GIVEN REQUEST: Reproduce the records below in full and without edits, omitting images.

RECORD LIST:

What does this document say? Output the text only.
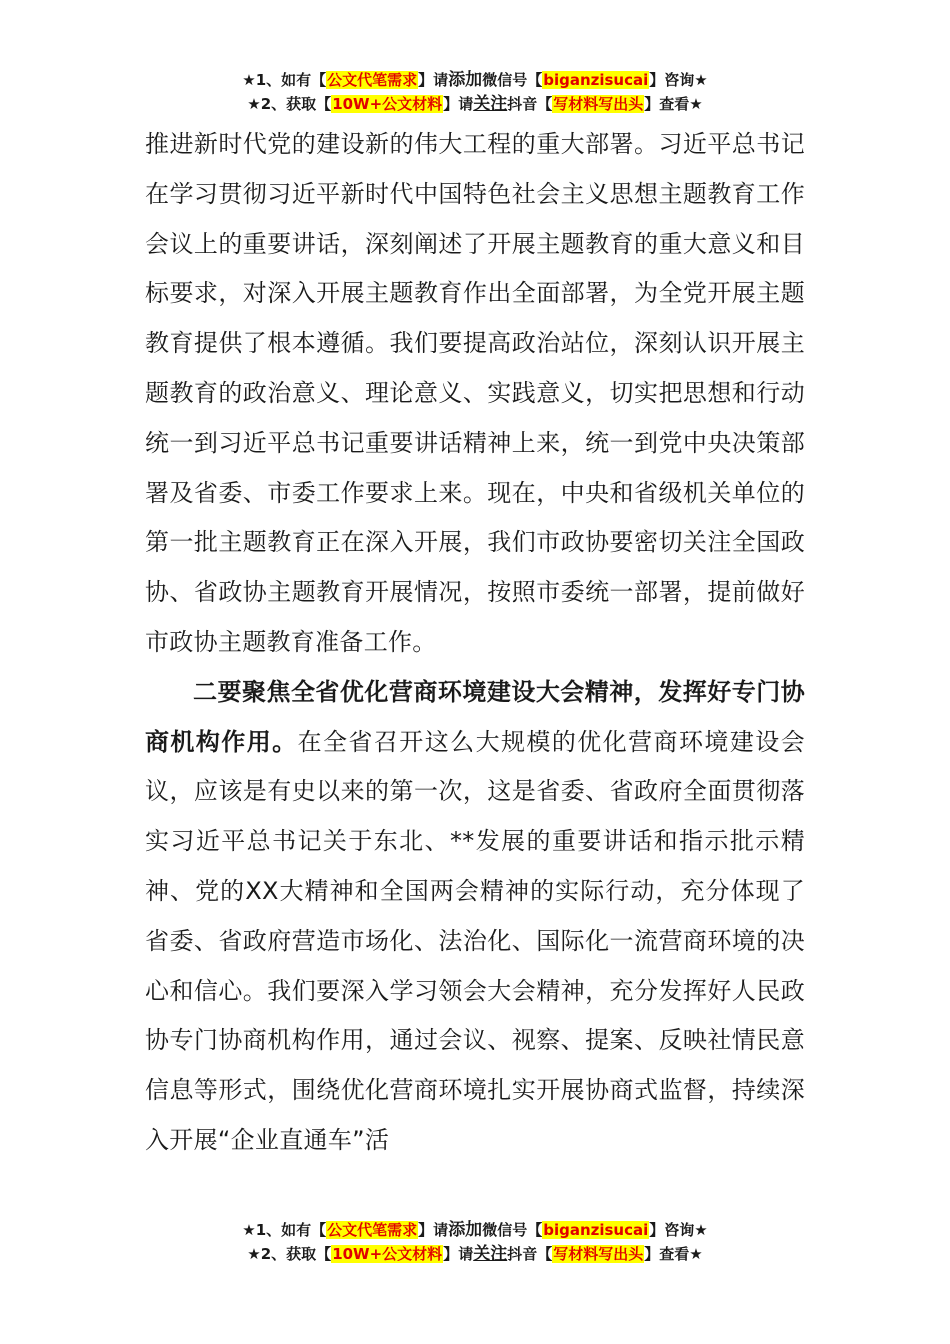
★1、如有【公文代笔需求】请添加微信号【biganzisucai】咨询★
★2、获取【10W+公文材料】请关注抖音【写材料写出头】查看★

推进新时代党的建设新的伟大工程的重大部署。习近平总书记在学习贯彻习近平新时代中国特色社会主义思想主题教育工作会议上的重要讲话，深刻阐述了开展主题教育的重大意义和目标要求，对深入开展主题教育作出全面部署，为全党开展主题教育提供了根本遵循。我们要提高政治站位，深刻认识开展主题教育的政治意义、理论意义、实践意义，切实把思想和行动统一到习近平总书记重要讲话精神上来，统一到党中央决策部署及省委、市委工作要求上来。现在，中央和省级机关单位的第一批主题教育正在深入开展，我们市政协要密切关注全国政协、省政协主题教育开展情况，按照市委统一部署，提前做好市政协主题教育准备工作。

二要聚焦全省优化营商环境建设大会精神，发挥好专门协商机构作用。在全省召开这么大规模的优化营商环境建设会议，应该是有史以来的第一次，这是省委、省政府全面贯彻落实习近平总书记关于东北、**发展的重要讲话和指示批示精神、党的XX大精神和全国两会精神的实际行动，充分体现了省委、省政府营造市场化、法治化、国际化一流营商环境的决心和信心。我们要深入学习领会大会精神，充分发挥好人民政协专门协商机构作用，通过会议、视察、提案、反映社情民意信息等形式，围绕优化营商环境扎实开展协商式监督，持续深入开展“企业直通车”活

★1、如有【公文代笔需求】请添加微信号【biganzisucai】咨询★
★2、获取【10W+公文材料】请关注抖音【写材料写出头】查看★
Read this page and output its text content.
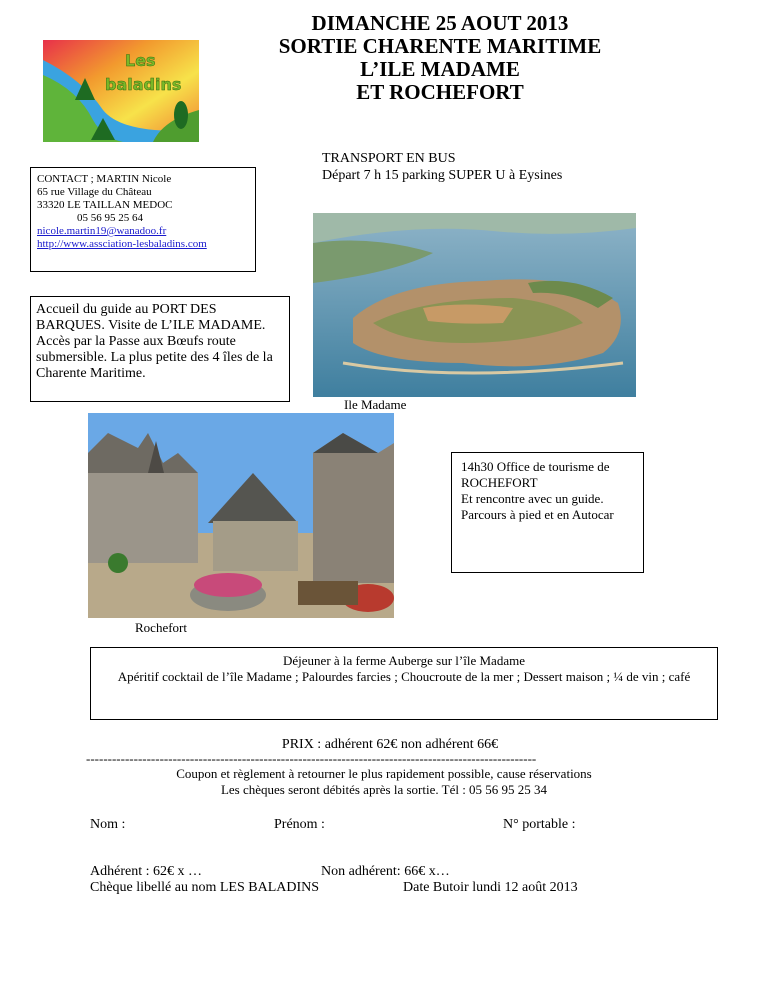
DIMANCHE 25 AOUT 2013
SORTIE CHARENTE MARITIME
L’ILE MADAME
ET ROCHEFORT
Les
baladins
CONTACT ; MARTIN Nicole
65 rue Village du Château
33320 LE TAILLAN MEDOC
05 56 95 25 64
nicole.martin19@wanadoo.fr
http://www.assciation-lesbaladins.com
TRANSPORT EN BUS
Départ 7 h 15 parking SUPER U à Eysines
Accueil du guide au PORT DES BARQUES. Visite de L’ILE MADAME. Accès par la Passe aux Bœufs route submersible. La plus petite des 4 îles de la Charente Maritime.
Ile Madame
Rochefort
14h30 Office de tourisme de ROCHEFORT
Et rencontre avec un guide.
Parcours à pied et en Autocar
Déjeuner à la ferme Auberge sur l’île Madame
Apéritif cocktail de l’île Madame ; Palourdes farcies ; Choucroute de la mer ; Dessert maison ; ¼ de vin ; café
PRIX : adhérent 62€ non adhérent 66€
--------------------------------------------------------------------------------------------------------
Coupon et règlement à retourner le plus rapidement possible, cause réservations
Les chèques seront débités après la sortie. Tél : 05 56 95 25 34
Nom :	Prénom :	N° portable :
Adhérent : 62€ x …	Non adhérent: 66€ x…
Chèque libellé au nom LES BALADINS	Date Butoir lundi 12 août 2013
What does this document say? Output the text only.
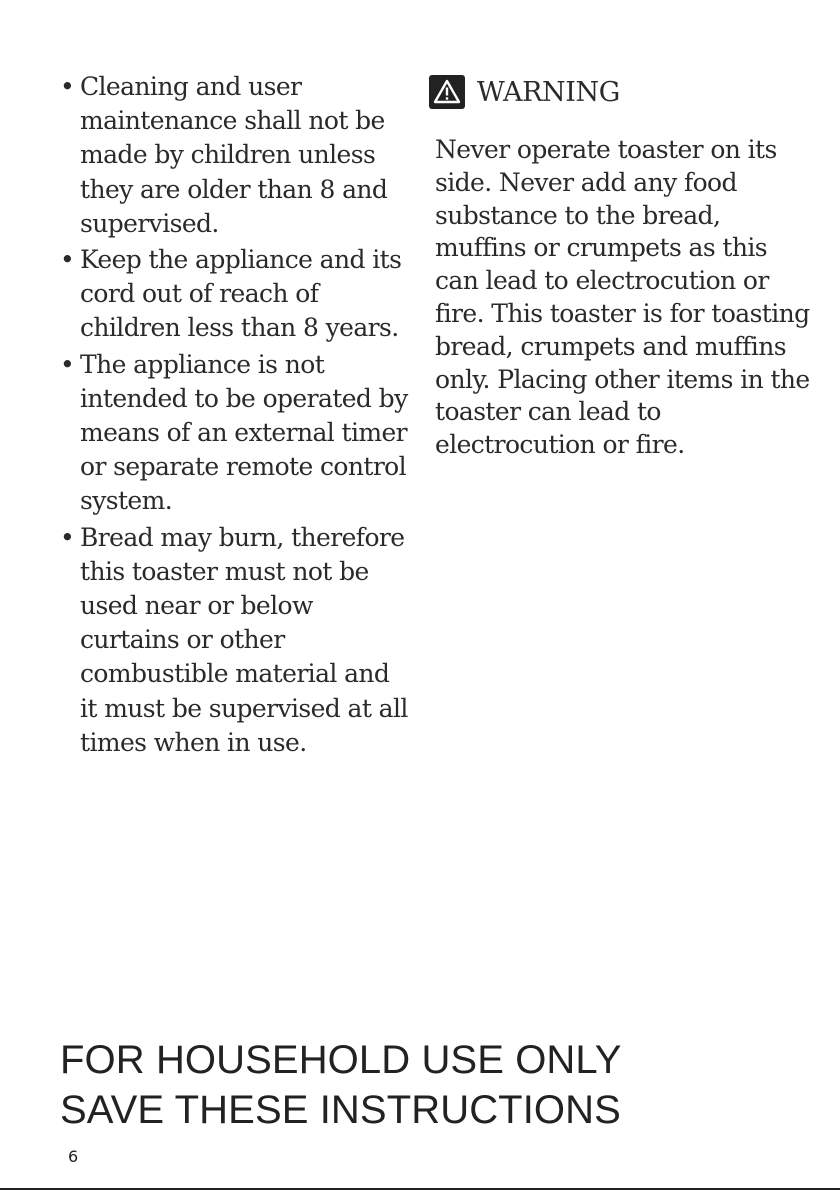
• Cleaning and user maintenance shall not be made by children unless they are older than 8 and supervised.
• Keep the appliance and its cord out of reach of children less than 8 years.
• The appliance is not intended to be operated by means of an external timer or separate remote control system.
• Bread may burn, therefore this toaster must not be used near or below curtains or other combustible material and it must be supervised at all times when in use.
WARNING
Never operate toaster on its side. Never add any food substance to the bread, muffins or crumpets as this can lead to electrocution or fire. This toaster is for toasting bread, crumpets and muffins only. Placing other items in the toaster can lead to electrocution or fire.
FOR HOUSEHOLD USE ONLY
SAVE THESE INSTRUCTIONS
6
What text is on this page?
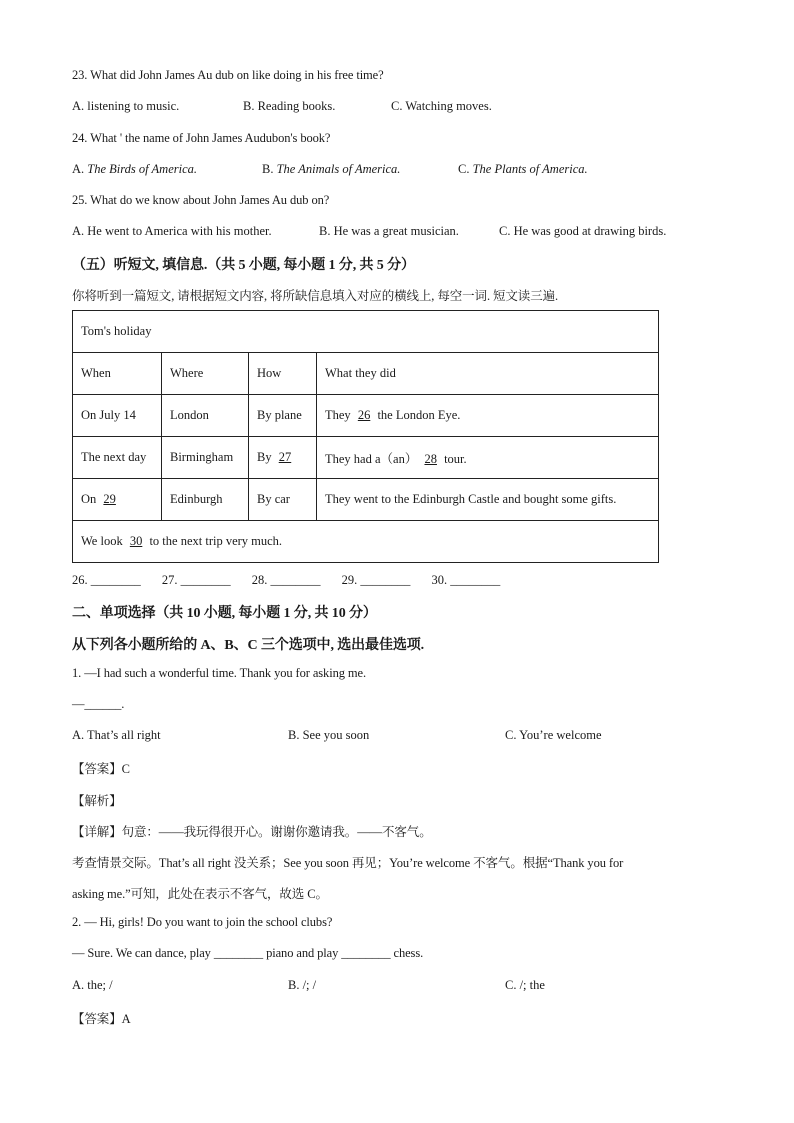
23. What did John James Au dub on like doing in his free time?
A. listening to music.	B. Reading books.	C. Watching moves.
24. What ' the name of John James Audubon's book?
A. The Birds of America.	B. The Animals of America.	C. The Plants of America.
25. What do we know about John James Au dub on?
A. He went to America with his mother.	B. He was a great musician.	C. He was good at drawing birds.
（五）听短文, 填信息.（共 5 小题, 每小题 1 分, 共 5 分）
你将听到一篇短文, 请根据短文内容, 将所缺信息填入对应的横线上, 每空一词. 短文读三遍.
Tom's holiday			
When	Where	How	What they did
On July 14	London	By plane	They 26 the London Eye.
The next day	Birmingham	By 27	They had a（an） 28 tour.
On 29	Edinburgh	By car	They went to the Edinburgh Castle and bought some gifts.
We look 30 to the next trip very much.			
26. ________ 27. ________ 28. ________ 29. ________ 30. ________
二、单项选择（共 10 小题, 每小题 1 分, 共 10 分）
从下列各小题所给的 A、B、C 三个选项中, 选出最佳选项.
1. —I had such a wonderful time. Thank you for asking me.
—______.
A. That’s all right	B. See you soon	C. You’re welcome
【答案】C
【解析】
【详解】句意：——我玩得很开心。谢谢你邀请我。——不客气。
考查情景交际。That’s all right 没关系；See you soon 再见；You’re welcome 不客气。根据“Thank you for
asking me.”可知，此处在表示不客气，故选 C。
2. — Hi, girls! Do you want to join the school clubs?
— Sure. We can dance, play ________ piano and play ________ chess.
A. the; /	B. /; /	C. /; the
【答案】A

WRITTEN ANSWER:
What does this document say? Output the text only.
★1、如有【公文代笔需求】请添加微信号【biganzisucai】咨询★
★2、获取【10W+公文材料】请关注抖音【写材料写出头】查看★

推进新时代党的建设新的伟大工程的重大部署。习近平总书记在学习贯彻习近平新时代中国特色社会主义思想主题教育工作会议上的重要讲话，深刻阐述了开展主题教育的重大意义和目标要求，对深入开展主题教育作出全面部署，为全党开展主题教育提供了根本遵循。我们要提高政治站位，深刻认识开展主题教育的政治意义、理论意义、实践意义，切实把思想和行动统一到习近平总书记重要讲话精神上来，统一到党中央决策部署及省委、市委工作要求上来。现在，中央和省级机关单位的第一批主题教育正在深入开展，我们市政协要密切关注全国政协、省政协主题教育开展情况，按照市委统一部署，提前做好市政协主题教育准备工作。

二要聚焦全省优化营商环境建设大会精神，发挥好专门协商机构作用。在全省召开这么大规模的优化营商环境建设会议，应该是有史以来的第一次，这是省委、省政府全面贯彻落实习近平总书记关于东北、**发展的重要讲话和指示批示精神、党的XX大精神和全国两会精神的实际行动，充分体现了省委、省政府营造市场化、法治化、国际化一流营商环境的决心和信心。我们要深入学习领会大会精神，充分发挥好人民政协专门协商机构作用，通过会议、视察、提案、反映社情民意信息等形式，围绕优化营商环境扎实开展协商式监督，持续深入开展“企业直通车”活

★1、如有【公文代笔需求】请添加微信号【biganzisucai】咨询★
★2、获取【10W+公文材料】请关注抖音【写材料写出头】查看★
Read this page and output its text content.
DIMANCHE 25 AOUT 2013
SORTIE CHARENTE MARITIME
L’ILE MADAME
ET ROCHEFORT
Les
baladins
CONTACT ; MARTIN Nicole
65 rue Village du Château
33320 LE TAILLAN MEDOC
05 56 95 25 64
nicole.martin19@wanadoo.fr
http://www.assciation-lesbaladins.com
TRANSPORT EN BUS
Départ 7 h 15 parking SUPER U à Eysines
Accueil du guide au PORT DES BARQUES. Visite de L’ILE MADAME. Accès par la Passe aux Bœufs route submersible. La plus petite des 4 îles de la Charente Maritime.
Ile Madame
Rochefort
14h30 Office de tourisme de ROCHEFORT
Et rencontre avec un guide.
Parcours à pied et en Autocar
Déjeuner à la ferme Auberge sur l’île Madame
Apéritif cocktail de l’île Madame ; Palourdes farcies ; Choucroute de la mer ; Dessert maison ; ¼ de vin ; café
PRIX : adhérent 62€ non adhérent 66€
--------------------------------------------------------------------------------------------------------
Coupon et règlement à retourner le plus rapidement possible, cause réservations
Les chèques seront débités après la sortie. Tél : 05 56 95 25 34
Nom :	Prénom :	N° portable :
Adhérent : 62€ x …	Non adhérent: 66€ x…
Chèque libellé au nom LES BALADINS	Date Butoir lundi 12 août 2013
What does this document say? Output the text only.
• Cleaning and user maintenance shall not be made by children unless they are older than 8 and supervised.
• Keep the appliance and its cord out of reach of children less than 8 years.
• The appliance is not intended to be operated by means of an external timer or separate remote control system.
• Bread may burn, therefore this toaster must not be used near or below curtains or other combustible material and it must be supervised at all times when in use.
WARNING
Never operate toaster on its side. Never add any food substance to the bread, muffins or crumpets as this can lead to electrocution or fire. This toaster is for toasting bread, crumpets and muffins only. Placing other items in the toaster can lead to electrocution or fire.
FOR HOUSEHOLD USE ONLY
SAVE THESE INSTRUCTIONS
6
What text is on this page?
23. What did John James Au dub on like doing in his free time?
A. listening to music.	B. Reading books.	C. Watching moves.
24. What ' the name of John James Audubon's book?
A. The Birds of America.	B. The Animals of America.	C. The Plants of America.
25. What do we know about John James Au dub on?
A. He went to America with his mother.	B. He was a great musician.	C. He was good at drawing birds.
（五）听短文, 填信息.（共 5 小题, 每小题 1 分, 共 5 分）
你将听到一篇短文, 请根据短文内容, 将所缺信息填入对应的横线上, 每空一词. 短文读三遍.
Tom's holiday			
When	Where	How	What they did
On July 14	London	By plane	They 26 the London Eye.
The next day	Birmingham	By 27	They had a（an） 28 tour.
On 29	Edinburgh	By car	They went to the Edinburgh Castle and bought some gifts.
We look 30 to the next trip very much.			
26. ________ 27. ________ 28. ________ 29. ________ 30. ________
二、单项选择（共 10 小题, 每小题 1 分, 共 10 分）
从下列各小题所给的 A、B、C 三个选项中, 选出最佳选项.
1. —I had such a wonderful time. Thank you for asking me.
—______.
A. That’s all right	B. See you soon	C. You’re welcome
【答案】C
【解析】
【详解】句意：——我玩得很开心。谢谢你邀请我。——不客气。
考查情景交际。That’s all right 没关系；See you soon 再见；You’re welcome 不客气。根据“Thank you for
asking me.”可知，此处在表示不客气，故选 C。
2. — Hi, girls! Do you want to join the school clubs?
— Sure. We can dance, play ________ piano and play ________ chess.
A. the; /	B. /; /	C. /; the
【答案】A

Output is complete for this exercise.